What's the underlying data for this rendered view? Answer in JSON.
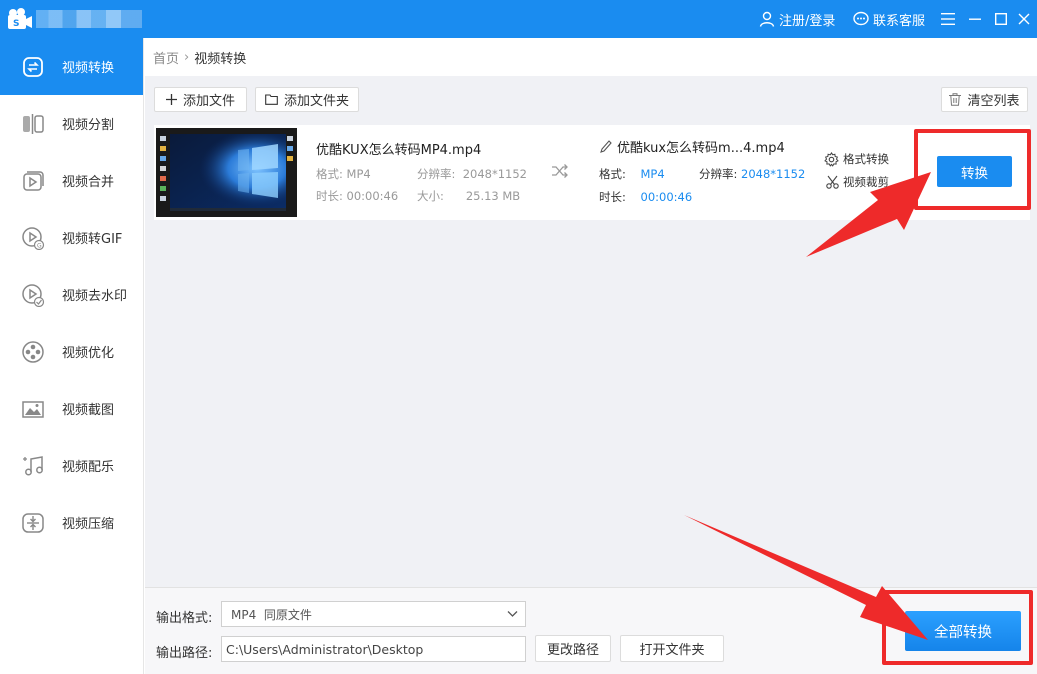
{
  "titlebar": {
    "login_label": "注册/登录",
    "service_label": "联系客服"
  },
  "sidebar": {
    "items": [
      {
        "label": "视频转换",
        "icon": "video-convert-icon"
      },
      {
        "label": "视频分割",
        "icon": "split-icon"
      },
      {
        "label": "视频合并",
        "icon": "merge-icon"
      },
      {
        "label": "视频转GIF",
        "icon": "gif-icon"
      },
      {
        "label": "视频去水印",
        "icon": "watermark-icon"
      },
      {
        "label": "视频优化",
        "icon": "film-reel-icon"
      },
      {
        "label": "视频截图",
        "icon": "screenshot-icon"
      },
      {
        "label": "视频配乐",
        "icon": "music-icon"
      },
      {
        "label": "视频压缩",
        "icon": "compress-icon"
      }
    ]
  },
  "breadcrumb": {
    "home": "首页",
    "current": "视频转换"
  },
  "toolbar": {
    "add_file": "添加文件",
    "add_folder": "添加文件夹",
    "clear_list": "清空列表"
  },
  "file": {
    "source_name": "优酷KUX怎么转码MP4.mp4",
    "format_label": "格式:",
    "format": "MP4",
    "resolution_label": "分辨率:",
    "resolution": "2048*1152",
    "duration_label": "时长:",
    "duration": "00:00:46",
    "size_label": "大小:",
    "size": "25.13 MB",
    "output_name": "优酷kux怎么转码m...4.mp4",
    "out_format": "MP4",
    "out_resolution": "2048*1152",
    "out_duration": "00:00:46",
    "format_convert_label": "格式转换",
    "video_crop_label": "视频裁剪",
    "convert_button": "转换"
  },
  "bottom": {
    "output_format_label": "输出格式:",
    "output_format_value": "MP4  同原文件",
    "output_path_label": "输出路径:",
    "output_path_value": "C:\\Users\\Administrator\\Desktop",
    "change_path": "更改路径",
    "open_folder": "打开文件夹",
    "convert_all": "全部转换"
  },
  "colors": {
    "accent": "#1a8cf0",
    "highlight": "#ee2a2a"
  }
}
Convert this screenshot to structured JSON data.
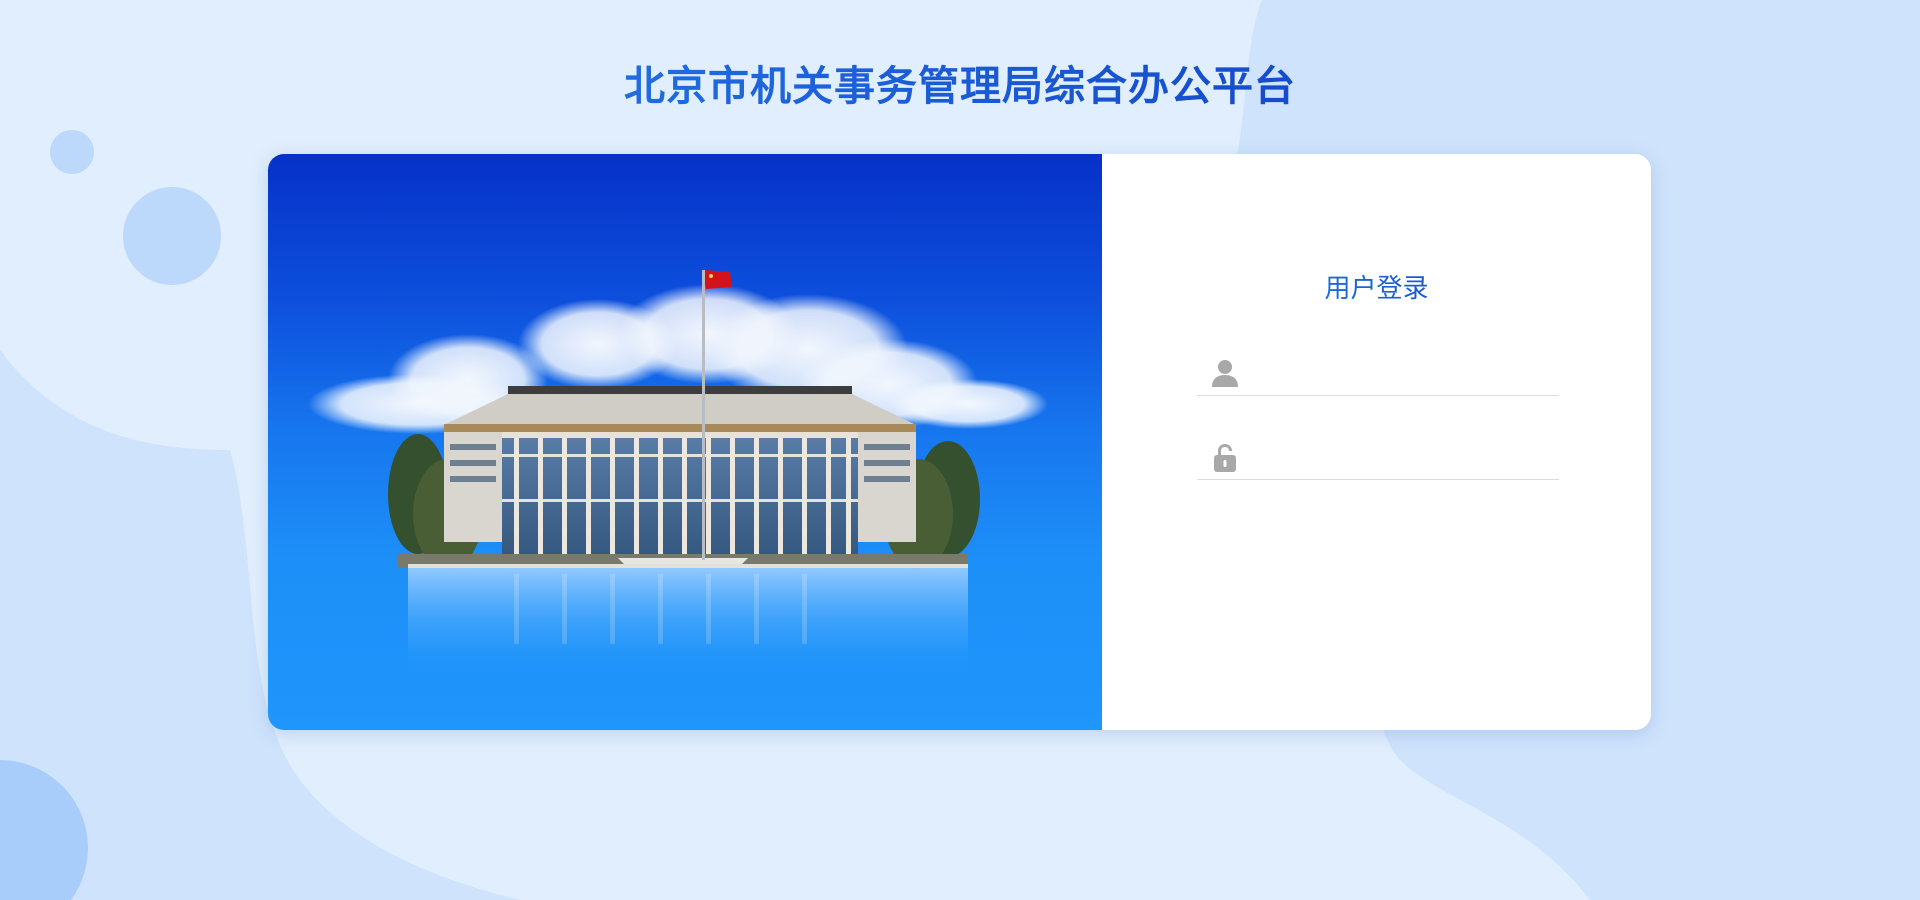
{
  "page": {
    "title": "北京市机关事务管理局综合办公平台",
    "background_color": "#e1eefd"
  },
  "illustration": {
    "subject": "government-building-with-flag"
  },
  "login": {
    "title": "用户登录",
    "username": {
      "icon": "user-icon",
      "value": "",
      "placeholder": ""
    },
    "password": {
      "icon": "lock-icon",
      "value": "",
      "placeholder": ""
    }
  },
  "colors": {
    "accent_blue": "#1c5fd9",
    "deep_blue": "#0631c8",
    "light_blue": "#1f96fb",
    "icon_gray": "#a8a8a8"
  }
}
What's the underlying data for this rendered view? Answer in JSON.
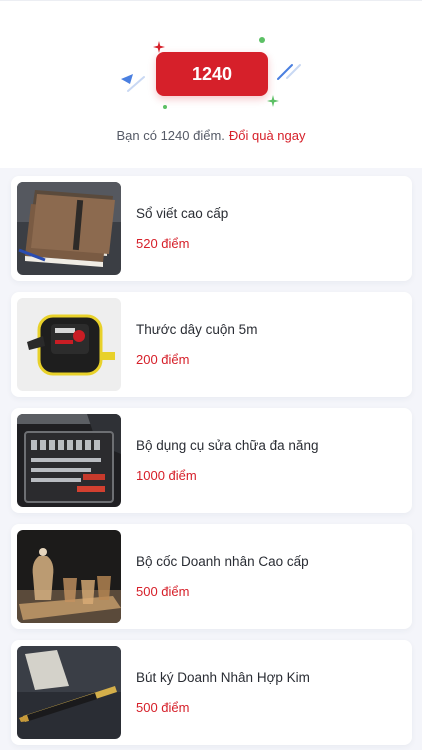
{
  "header": {
    "points_value": "1240",
    "summary_prefix": "Bạn có 1240 điểm.",
    "redeem_link": "Đổi quà ngay"
  },
  "gifts": [
    {
      "name": "Sổ viết cao cấp",
      "price": "520 điểm",
      "image_icon": "notebook-image"
    },
    {
      "name": "Thước dây cuộn 5m",
      "price": "200 điểm",
      "image_icon": "tape-measure-image"
    },
    {
      "name": "Bộ dụng cụ sửa chữa đa năng",
      "price": "1000 điểm",
      "image_icon": "toolkit-image"
    },
    {
      "name": "Bộ cốc Doanh nhân Cao cấp",
      "price": "500 điểm",
      "image_icon": "glass-set-image"
    },
    {
      "name": "Bút ký Doanh Nhân Hợp Kim",
      "price": "500 điểm",
      "image_icon": "pen-image"
    }
  ],
  "colors": {
    "accent": "#d6202a",
    "background": "#f4f5fa",
    "card": "#ffffff"
  }
}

SHORT TASK:
Using the entries above, return each line in which the word "screenshot" occurs.

FINISHED EXERCISE:
        "icon": "screenshot-icon"
Convert this screenshot to structured JSON data.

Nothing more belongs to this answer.